═════ SUPPLIED DATA

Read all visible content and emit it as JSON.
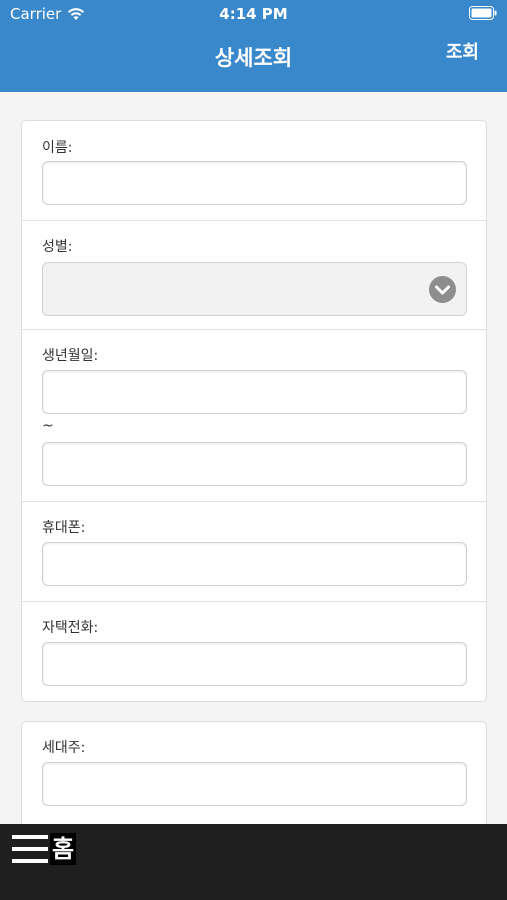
{
  "status_bar": {
    "carrier": "Carrier",
    "time": "4:14 PM",
    "wifi_icon": "wifi-icon",
    "battery_icon": "battery-icon"
  },
  "nav": {
    "title": "상세조회",
    "action_label": "조회",
    "background_color": "#3a88cc"
  },
  "form": {
    "name_label": "이름:",
    "name_value": "",
    "gender_label": "성별:",
    "gender_value": "",
    "birthdate_label": "생년월일:",
    "birthdate_from": "",
    "range_separator": "~",
    "birthdate_to": "",
    "mobile_label": "휴대폰:",
    "mobile_value": "",
    "home_phone_label": "자택전화:",
    "home_phone_value": "",
    "household_head_label": "세대주:",
    "household_head_value": ""
  },
  "tabbar": {
    "menu_icon": "hamburger-menu-icon",
    "home_label": "홈"
  }
}
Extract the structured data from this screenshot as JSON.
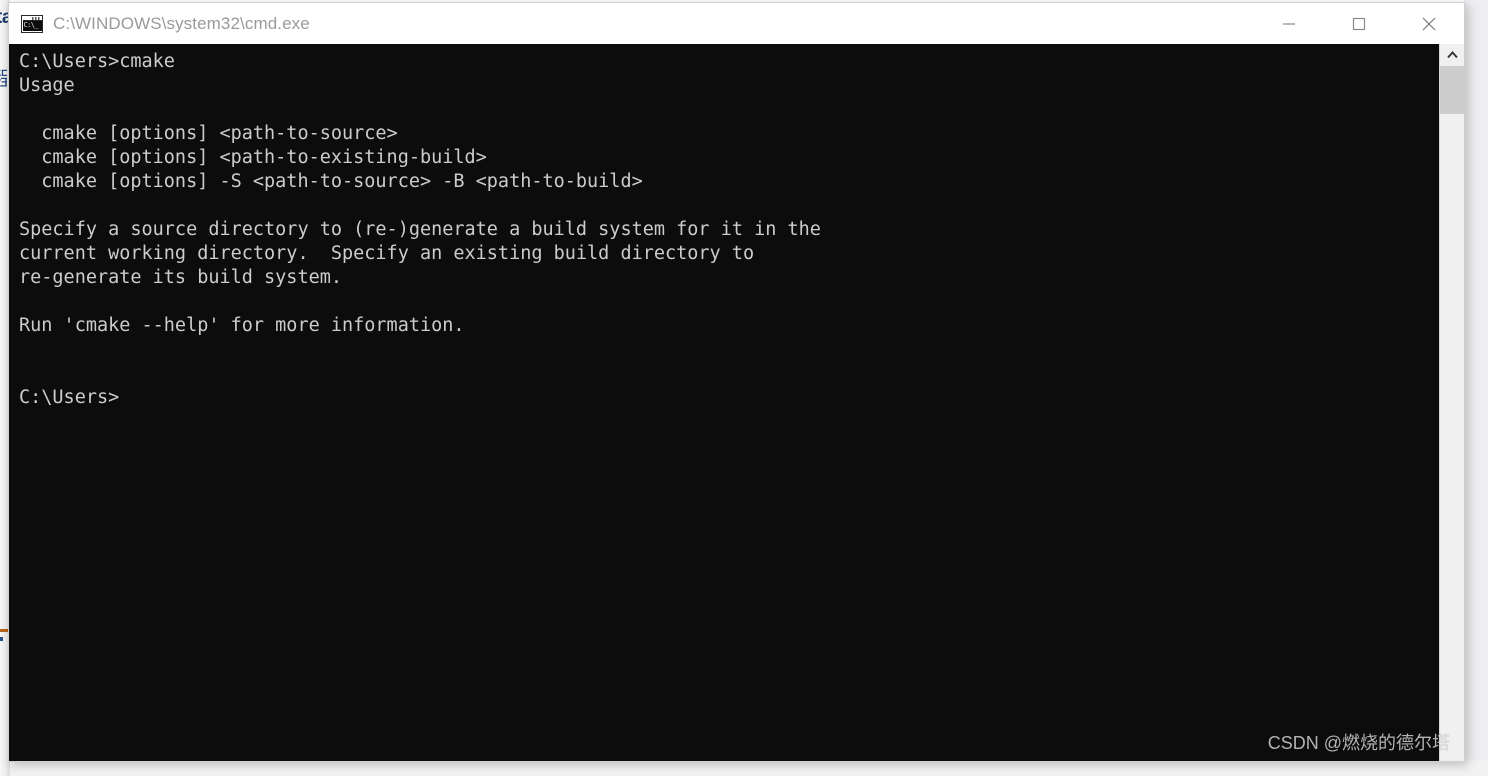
{
  "window": {
    "title": "C:\\WINDOWS\\system32\\cmd.exe",
    "icon": "cmd-console-icon",
    "icon_glyph": "C:\\_",
    "background_color": "#0c0c0c",
    "text_color": "#ccccca",
    "titlebar_color": "#ffffff",
    "controls": {
      "minimize_label": "Minimize",
      "maximize_label": "Maximize",
      "close_label": "Close"
    }
  },
  "console": {
    "lines": [
      "C:\\Users>cmake",
      "Usage",
      "",
      "  cmake [options] <path-to-source>",
      "  cmake [options] <path-to-existing-build>",
      "  cmake [options] -S <path-to-source> -B <path-to-build>",
      "",
      "Specify a source directory to (re-)generate a build system for it in the",
      "current working directory.  Specify an existing build directory to",
      "re-generate its build system.",
      "",
      "Run 'cmake --help' for more information.",
      "",
      "",
      "C:\\Users>"
    ],
    "command_entered": "cmake",
    "prompt": "C:\\Users>",
    "final_prompt": "C:\\Users>"
  },
  "scrollbar": {
    "up_arrow": "chevron-up-icon",
    "down_arrow": "chevron-down-icon",
    "thumb_position_percent": 0
  },
  "watermark": {
    "text": "CSDN @燃烧的德尔塔"
  },
  "background_fragments": {
    "top_text": "ta",
    "mid_text": "程"
  }
}
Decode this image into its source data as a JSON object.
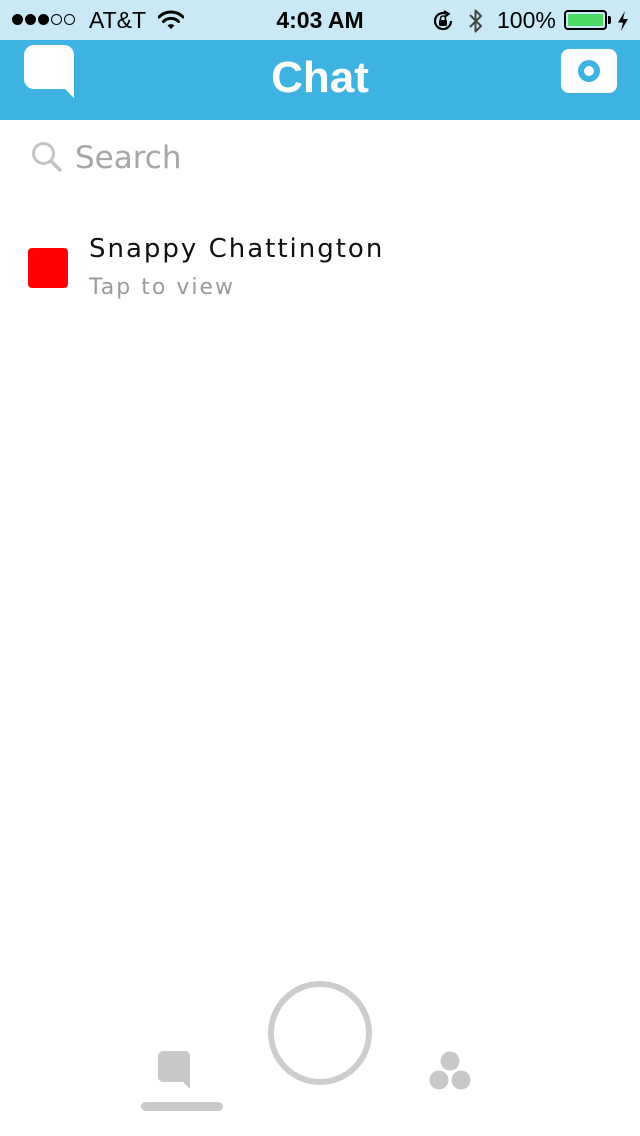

══════════

[TASK GOAL]
Write out the listing above exactly as it stands, pictures excluded.

[TASK RESULT]
Read all visible content and emit it as JSON.
{
  "status_bar": {
    "carrier": "Carrier",
    "time": "4:14 PM",
    "wifi_icon": "wifi-icon",
    "battery_icon": "battery-icon"
  },
  "nav": {
    "title": "상세조회",
    "action_label": "조회",
    "background_color": "#3a88cc"
  },
  "form": {
    "name_label": "이름:",
    "name_value": "",
    "gender_label": "성별:",
    "gender_value": "",
    "birthdate_label": "생년월일:",
    "birthdate_from": "",
    "range_separator": "~",
    "birthdate_to": "",
    "mobile_label": "휴대폰:",
    "mobile_value": "",
    "home_phone_label": "자택전화:",
    "home_phone_value": "",
    "household_head_label": "세대주:",
    "household_head_value": ""
  },
  "tabbar": {
    "menu_icon": "hamburger-menu-icon",
    "home_label": "홈"
  }
}
Extract the structured data from this screenshot as JSON.
{
  "window": {
    "title": "C:\\WINDOWS\\system32\\cmd.exe",
    "icon": "cmd-console-icon",
    "icon_glyph": "C:\\_",
    "background_color": "#0c0c0c",
    "text_color": "#ccccca",
    "titlebar_color": "#ffffff",
    "controls": {
      "minimize_label": "Minimize",
      "maximize_label": "Maximize",
      "close_label": "Close"
    }
  },
  "console": {
    "lines": [
      "C:\\Users>cmake",
      "Usage",
      "",
      "  cmake [options] <path-to-source>",
      "  cmake [options] <path-to-existing-build>",
      "  cmake [options] -S <path-to-source> -B <path-to-build>",
      "",
      "Specify a source directory to (re-)generate a build system for it in the",
      "current working directory.  Specify an existing build directory to",
      "re-generate its build system.",
      "",
      "Run 'cmake --help' for more information.",
      "",
      "",
      "C:\\Users>"
    ],
    "command_entered": "cmake",
    "prompt": "C:\\Users>",
    "final_prompt": "C:\\Users>"
  },
  "scrollbar": {
    "up_arrow": "chevron-up-icon",
    "down_arrow": "chevron-down-icon",
    "thumb_position_percent": 0
  },
  "watermark": {
    "text": "CSDN @燃烧的德尔塔"
  },
  "background_fragments": {
    "top_text": "ta",
    "mid_text": "程"
  }
}
Decode this image into its source data as a JSON object.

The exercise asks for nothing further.